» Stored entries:
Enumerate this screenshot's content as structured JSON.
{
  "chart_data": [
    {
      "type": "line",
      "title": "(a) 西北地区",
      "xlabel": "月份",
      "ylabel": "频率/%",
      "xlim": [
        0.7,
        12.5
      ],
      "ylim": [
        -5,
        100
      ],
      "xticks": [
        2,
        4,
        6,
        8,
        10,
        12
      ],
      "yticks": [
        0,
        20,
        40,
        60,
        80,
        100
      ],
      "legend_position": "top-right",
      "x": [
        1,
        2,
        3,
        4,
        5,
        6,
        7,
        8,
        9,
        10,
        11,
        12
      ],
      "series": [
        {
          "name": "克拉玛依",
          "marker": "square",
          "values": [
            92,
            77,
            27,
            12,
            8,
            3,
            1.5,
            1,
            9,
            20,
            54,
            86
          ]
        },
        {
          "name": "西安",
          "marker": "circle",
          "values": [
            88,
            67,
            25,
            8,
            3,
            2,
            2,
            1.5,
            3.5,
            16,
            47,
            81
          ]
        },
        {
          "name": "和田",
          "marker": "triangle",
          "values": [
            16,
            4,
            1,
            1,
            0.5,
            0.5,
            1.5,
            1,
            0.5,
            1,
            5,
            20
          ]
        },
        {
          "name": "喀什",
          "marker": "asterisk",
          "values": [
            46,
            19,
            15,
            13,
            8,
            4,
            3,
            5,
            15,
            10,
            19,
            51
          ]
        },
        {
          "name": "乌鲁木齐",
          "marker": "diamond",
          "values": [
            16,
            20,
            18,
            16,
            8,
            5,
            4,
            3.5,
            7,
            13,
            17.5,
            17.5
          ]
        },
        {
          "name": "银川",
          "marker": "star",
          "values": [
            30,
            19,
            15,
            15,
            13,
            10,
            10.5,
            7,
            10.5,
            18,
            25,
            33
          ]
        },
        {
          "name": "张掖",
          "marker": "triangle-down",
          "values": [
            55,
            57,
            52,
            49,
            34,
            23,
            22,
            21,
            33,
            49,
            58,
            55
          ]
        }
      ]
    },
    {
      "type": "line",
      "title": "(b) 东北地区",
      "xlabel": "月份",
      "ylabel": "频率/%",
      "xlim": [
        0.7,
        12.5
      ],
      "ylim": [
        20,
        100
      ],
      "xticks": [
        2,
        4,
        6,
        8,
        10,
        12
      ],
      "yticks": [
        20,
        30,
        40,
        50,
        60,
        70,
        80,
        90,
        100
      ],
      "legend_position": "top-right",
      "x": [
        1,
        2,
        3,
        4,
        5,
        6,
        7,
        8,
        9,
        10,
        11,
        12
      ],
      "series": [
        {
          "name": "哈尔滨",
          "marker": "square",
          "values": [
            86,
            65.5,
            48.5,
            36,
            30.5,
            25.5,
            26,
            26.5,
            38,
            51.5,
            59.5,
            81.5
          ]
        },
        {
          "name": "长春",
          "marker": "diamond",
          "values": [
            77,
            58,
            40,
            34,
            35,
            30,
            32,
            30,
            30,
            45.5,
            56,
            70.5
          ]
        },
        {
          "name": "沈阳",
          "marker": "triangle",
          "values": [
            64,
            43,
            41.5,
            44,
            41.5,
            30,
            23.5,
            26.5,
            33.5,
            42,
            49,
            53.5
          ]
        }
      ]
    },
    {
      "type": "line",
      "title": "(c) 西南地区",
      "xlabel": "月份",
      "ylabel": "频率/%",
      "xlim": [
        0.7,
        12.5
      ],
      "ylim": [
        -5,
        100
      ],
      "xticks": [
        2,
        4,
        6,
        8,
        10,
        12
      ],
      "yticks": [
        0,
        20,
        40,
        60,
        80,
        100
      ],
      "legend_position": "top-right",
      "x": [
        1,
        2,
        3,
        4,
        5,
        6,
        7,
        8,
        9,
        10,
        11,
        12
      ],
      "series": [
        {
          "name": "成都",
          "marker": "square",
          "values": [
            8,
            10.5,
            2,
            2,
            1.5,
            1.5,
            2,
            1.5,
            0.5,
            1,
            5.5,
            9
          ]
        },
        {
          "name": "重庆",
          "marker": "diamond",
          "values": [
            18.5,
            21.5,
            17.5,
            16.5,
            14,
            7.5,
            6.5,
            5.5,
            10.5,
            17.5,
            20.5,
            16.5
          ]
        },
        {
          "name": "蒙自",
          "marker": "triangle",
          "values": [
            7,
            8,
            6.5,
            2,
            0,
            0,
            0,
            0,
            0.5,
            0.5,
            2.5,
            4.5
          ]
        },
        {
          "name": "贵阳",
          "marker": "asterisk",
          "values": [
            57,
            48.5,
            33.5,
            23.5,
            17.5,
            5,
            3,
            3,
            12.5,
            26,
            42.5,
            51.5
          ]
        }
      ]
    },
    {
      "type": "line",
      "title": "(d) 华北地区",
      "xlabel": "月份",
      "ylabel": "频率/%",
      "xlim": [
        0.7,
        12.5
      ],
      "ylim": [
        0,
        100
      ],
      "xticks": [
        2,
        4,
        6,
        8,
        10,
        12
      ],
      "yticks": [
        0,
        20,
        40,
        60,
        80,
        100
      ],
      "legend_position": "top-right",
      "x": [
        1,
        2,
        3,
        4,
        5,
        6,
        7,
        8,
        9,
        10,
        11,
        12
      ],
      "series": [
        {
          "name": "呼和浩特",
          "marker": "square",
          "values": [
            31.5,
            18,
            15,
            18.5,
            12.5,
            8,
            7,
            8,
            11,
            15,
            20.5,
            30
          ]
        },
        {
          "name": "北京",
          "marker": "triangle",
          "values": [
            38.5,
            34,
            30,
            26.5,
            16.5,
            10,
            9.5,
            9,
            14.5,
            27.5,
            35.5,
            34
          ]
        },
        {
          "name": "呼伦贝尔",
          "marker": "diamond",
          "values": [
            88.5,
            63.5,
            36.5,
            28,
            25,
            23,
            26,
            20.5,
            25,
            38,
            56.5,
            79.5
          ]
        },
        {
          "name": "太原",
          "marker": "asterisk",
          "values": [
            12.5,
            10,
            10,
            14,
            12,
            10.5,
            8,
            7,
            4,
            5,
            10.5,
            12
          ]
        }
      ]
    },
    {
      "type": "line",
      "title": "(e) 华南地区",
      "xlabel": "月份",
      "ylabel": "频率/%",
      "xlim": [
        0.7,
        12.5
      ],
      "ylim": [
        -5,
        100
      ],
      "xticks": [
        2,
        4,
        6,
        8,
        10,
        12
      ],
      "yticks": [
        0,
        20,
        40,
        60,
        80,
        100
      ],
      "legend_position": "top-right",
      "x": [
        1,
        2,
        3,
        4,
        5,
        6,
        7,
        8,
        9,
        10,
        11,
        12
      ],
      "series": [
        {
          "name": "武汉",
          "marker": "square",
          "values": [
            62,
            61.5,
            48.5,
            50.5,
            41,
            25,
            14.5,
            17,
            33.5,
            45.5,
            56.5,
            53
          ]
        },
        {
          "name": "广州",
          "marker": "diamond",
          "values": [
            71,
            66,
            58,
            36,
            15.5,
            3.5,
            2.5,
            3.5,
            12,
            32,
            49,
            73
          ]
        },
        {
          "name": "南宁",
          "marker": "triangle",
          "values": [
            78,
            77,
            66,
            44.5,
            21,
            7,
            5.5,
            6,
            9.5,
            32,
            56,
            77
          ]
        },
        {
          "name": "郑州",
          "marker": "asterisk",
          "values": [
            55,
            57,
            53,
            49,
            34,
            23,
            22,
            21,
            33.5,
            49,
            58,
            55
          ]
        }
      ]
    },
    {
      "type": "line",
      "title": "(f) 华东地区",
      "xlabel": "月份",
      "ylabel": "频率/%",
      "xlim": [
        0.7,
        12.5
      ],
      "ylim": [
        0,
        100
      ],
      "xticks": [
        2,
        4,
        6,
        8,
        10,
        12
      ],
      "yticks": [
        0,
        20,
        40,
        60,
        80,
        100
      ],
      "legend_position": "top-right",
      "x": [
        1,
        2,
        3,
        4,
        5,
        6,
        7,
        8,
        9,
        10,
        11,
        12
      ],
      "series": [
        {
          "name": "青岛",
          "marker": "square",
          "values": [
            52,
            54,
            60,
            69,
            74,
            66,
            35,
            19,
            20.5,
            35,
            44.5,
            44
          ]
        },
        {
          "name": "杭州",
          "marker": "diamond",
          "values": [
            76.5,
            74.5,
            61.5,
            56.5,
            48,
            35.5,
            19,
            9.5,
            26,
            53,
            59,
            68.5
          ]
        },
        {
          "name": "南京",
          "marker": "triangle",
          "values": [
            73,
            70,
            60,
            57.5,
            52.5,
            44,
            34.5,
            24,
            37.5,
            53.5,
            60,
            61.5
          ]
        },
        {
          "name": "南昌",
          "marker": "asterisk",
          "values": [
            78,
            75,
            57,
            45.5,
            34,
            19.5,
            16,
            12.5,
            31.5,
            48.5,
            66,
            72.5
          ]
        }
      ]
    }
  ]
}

» WHAT YOU ARE ASKED TO DO:
Select and copy every line of the material that holds the string "title".

» SOLUTION FOR THIS TASK:
      "title": "(a) 西北地区",
      "title": "(b) 东北地区",
      "title": "(c) 西南地区",
      "title": "(d) 华北地区",
      "title": "(e) 华南地区",
      "title": "(f) 华东地区",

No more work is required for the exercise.